======== DATA TO USE ========

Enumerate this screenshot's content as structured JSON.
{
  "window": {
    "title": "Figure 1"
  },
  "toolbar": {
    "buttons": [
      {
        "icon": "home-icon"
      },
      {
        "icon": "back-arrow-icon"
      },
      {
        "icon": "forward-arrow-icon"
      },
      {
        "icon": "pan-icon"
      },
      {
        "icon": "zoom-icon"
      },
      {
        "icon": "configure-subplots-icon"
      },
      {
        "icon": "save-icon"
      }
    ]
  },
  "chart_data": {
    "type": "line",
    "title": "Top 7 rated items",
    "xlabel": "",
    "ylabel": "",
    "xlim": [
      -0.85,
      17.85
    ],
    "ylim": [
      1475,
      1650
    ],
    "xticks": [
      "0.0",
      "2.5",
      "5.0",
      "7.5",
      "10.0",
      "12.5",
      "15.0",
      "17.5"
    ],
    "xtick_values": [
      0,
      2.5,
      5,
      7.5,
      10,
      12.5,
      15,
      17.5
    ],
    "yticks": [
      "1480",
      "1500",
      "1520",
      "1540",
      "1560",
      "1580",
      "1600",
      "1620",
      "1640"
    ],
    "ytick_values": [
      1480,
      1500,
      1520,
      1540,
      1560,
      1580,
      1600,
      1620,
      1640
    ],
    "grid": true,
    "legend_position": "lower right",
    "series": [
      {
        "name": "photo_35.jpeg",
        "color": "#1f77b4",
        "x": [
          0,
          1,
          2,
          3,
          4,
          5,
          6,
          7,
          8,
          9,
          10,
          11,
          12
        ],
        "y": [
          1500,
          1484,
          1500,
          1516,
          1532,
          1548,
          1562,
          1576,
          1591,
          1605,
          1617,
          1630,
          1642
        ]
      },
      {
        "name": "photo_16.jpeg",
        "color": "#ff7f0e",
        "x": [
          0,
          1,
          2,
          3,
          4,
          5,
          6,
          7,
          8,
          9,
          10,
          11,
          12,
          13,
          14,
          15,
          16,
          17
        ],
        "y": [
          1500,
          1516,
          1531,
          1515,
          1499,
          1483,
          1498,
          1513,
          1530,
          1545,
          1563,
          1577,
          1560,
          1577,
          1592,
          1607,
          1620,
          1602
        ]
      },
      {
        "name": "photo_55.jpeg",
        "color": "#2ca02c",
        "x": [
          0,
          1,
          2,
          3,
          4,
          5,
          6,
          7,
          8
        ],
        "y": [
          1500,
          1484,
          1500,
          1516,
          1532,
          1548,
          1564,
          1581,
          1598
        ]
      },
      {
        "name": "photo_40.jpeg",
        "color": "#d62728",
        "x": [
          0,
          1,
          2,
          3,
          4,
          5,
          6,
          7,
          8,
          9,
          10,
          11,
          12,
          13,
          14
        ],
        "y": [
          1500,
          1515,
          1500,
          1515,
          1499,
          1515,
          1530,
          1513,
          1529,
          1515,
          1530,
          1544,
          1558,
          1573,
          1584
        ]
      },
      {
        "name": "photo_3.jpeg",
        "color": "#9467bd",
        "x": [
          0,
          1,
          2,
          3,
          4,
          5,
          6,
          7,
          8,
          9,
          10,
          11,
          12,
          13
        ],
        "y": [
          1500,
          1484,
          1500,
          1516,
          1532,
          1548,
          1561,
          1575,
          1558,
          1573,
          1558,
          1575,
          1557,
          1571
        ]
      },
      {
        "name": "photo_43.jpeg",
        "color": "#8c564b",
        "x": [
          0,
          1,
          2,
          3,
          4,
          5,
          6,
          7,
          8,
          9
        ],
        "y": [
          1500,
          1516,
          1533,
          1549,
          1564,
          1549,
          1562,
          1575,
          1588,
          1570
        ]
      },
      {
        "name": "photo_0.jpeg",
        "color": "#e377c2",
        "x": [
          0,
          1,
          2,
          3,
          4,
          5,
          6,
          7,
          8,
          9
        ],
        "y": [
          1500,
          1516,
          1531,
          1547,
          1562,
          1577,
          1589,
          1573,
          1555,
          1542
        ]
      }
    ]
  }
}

========

Filter the records above and return every line that holds the word "arrow".

        "icon": "back-arrow-icon"
        "icon": "forward-arrow-icon"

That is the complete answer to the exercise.